**Supplied text:**
What's really going on with ESPN and FiveThirtyEight
by Doc Searls Friday, January 26, 2018

Now comes news that ESPN is trying to scrape off FiveThirtyEight. My comments (under that post) follow...

FiveThirtyEight was never a fit at ESPN, and wasn't at the NYTimes either. The difference now is that ESPN is stressed, and that's the bigger factor.

Cable/satellite TV, which ESPN is propping up through bundling, is also fracturing and moving to subscription/ad-free models. ESPN might be the last to go that route, and when it does other Disney properties will probably have done the same—and the biggest loser, long-term, will be sports talent, which have been overpaid downstream by brand advertising to captive cable/satellite viewers (which include those watching on other screens using their cable/satellite logins).

When the whole mess becomes pay-per-service and/or pay-per-view, we'll have a whole new market with greatly flattened costs and incomes on the supply side.

We've already passed peak subscription. ESPN will surely be among the winners in the new game of musical chairs for who wins viewers' time and money, because appetites for sports won't go away; but how ESPN wins will be the main question in the meantime.

As for FiveThirtyEight, I always thought it made the most sense as a standalone entity. If it had stayed that way and grown on its own, it might by now have become an alpha brand that owned other brands. Instead it's a depreciated asset for sale by a stressed owner. Kinda sad, but not surprising.

**Problem statement:** Name every company or media outlet mentioned in the post about ESPN and FiveThirtyEight. The rows that follow come from a different source than the post above.

**Data extracts:**
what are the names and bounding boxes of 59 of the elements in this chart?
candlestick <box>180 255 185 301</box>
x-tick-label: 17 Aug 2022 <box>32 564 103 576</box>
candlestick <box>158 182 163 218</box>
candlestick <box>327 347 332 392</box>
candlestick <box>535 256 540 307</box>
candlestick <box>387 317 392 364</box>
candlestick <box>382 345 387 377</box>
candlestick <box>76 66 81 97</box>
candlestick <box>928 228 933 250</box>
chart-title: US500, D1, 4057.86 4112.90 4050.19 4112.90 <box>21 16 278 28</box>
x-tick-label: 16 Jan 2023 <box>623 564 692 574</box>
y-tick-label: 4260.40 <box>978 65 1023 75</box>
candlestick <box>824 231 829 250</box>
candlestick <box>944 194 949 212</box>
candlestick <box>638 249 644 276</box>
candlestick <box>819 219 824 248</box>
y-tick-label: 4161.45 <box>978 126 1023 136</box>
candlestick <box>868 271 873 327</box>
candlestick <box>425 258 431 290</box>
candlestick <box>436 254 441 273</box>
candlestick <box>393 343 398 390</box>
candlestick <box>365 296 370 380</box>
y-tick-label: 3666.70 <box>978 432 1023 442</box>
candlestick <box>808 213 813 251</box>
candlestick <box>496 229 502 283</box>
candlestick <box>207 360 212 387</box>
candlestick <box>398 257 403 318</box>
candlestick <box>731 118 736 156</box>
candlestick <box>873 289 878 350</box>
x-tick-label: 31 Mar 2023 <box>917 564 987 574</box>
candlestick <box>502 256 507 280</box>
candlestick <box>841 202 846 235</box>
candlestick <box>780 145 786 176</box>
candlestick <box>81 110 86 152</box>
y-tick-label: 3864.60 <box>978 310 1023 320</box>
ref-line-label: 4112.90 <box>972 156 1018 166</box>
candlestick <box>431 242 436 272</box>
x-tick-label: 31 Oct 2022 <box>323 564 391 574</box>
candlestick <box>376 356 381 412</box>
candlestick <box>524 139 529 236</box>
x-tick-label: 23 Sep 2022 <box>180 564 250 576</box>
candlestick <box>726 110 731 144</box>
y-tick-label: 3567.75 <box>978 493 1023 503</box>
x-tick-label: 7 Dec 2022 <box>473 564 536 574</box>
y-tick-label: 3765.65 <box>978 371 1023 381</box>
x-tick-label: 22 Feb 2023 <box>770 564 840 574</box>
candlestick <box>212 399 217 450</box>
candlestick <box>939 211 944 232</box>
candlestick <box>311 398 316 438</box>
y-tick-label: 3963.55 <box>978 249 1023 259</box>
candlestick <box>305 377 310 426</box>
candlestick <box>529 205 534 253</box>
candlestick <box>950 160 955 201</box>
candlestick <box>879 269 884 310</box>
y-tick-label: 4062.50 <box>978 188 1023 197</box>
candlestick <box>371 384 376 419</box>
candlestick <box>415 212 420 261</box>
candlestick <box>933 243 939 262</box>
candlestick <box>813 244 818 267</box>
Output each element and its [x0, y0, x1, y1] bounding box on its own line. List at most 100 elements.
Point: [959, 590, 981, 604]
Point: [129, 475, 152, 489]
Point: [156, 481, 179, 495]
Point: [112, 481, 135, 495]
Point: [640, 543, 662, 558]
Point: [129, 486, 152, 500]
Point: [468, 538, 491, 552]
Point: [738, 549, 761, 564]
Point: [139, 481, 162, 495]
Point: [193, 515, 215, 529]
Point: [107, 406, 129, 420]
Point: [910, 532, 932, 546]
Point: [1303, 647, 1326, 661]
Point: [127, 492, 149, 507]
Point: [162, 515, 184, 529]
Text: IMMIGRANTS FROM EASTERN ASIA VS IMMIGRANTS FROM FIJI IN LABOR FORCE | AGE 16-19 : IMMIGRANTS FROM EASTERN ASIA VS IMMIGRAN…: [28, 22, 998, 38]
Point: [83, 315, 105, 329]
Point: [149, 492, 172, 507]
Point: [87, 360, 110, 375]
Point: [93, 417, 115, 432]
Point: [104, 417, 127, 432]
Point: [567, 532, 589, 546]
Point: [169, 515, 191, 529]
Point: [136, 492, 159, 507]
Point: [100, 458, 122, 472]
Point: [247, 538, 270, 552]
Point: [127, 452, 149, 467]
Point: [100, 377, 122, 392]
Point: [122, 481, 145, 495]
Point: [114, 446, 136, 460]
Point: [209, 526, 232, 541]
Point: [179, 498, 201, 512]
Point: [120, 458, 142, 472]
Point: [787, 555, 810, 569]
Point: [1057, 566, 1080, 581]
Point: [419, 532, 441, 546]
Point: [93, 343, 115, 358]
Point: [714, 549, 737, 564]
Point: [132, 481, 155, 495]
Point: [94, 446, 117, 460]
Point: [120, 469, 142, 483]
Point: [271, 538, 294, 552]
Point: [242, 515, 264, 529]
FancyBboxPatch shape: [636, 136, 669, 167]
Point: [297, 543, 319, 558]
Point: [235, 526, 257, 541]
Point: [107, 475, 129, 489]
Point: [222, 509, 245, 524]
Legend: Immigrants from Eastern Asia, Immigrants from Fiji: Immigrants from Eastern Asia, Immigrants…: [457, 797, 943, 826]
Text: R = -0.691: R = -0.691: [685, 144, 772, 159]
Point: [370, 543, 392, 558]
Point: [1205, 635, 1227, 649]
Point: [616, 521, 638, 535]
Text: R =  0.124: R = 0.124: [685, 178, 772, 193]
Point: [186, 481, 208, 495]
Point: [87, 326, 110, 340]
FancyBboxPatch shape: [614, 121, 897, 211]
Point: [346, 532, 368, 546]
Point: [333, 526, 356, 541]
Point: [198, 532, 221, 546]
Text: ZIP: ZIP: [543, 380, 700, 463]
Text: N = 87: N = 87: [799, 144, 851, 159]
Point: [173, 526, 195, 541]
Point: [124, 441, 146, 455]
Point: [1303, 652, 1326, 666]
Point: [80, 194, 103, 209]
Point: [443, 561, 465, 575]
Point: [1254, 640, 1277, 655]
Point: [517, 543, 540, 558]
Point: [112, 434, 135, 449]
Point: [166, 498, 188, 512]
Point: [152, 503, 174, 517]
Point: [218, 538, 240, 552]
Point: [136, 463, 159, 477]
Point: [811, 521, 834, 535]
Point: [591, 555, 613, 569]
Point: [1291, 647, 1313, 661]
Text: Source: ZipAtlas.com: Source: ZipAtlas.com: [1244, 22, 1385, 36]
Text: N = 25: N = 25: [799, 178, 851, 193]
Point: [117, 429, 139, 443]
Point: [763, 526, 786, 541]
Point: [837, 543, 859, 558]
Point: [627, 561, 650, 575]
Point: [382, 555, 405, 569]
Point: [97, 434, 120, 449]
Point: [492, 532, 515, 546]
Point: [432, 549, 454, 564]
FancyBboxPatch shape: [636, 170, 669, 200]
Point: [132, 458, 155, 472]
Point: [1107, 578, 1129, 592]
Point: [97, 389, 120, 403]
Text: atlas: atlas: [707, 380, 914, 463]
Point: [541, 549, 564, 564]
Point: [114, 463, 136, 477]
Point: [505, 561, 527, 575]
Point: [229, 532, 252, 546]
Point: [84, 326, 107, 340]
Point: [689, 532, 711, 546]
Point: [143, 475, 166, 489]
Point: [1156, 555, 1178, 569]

**Response to the task:** ESPN, FiveThirtyEight, NYTimes, Disney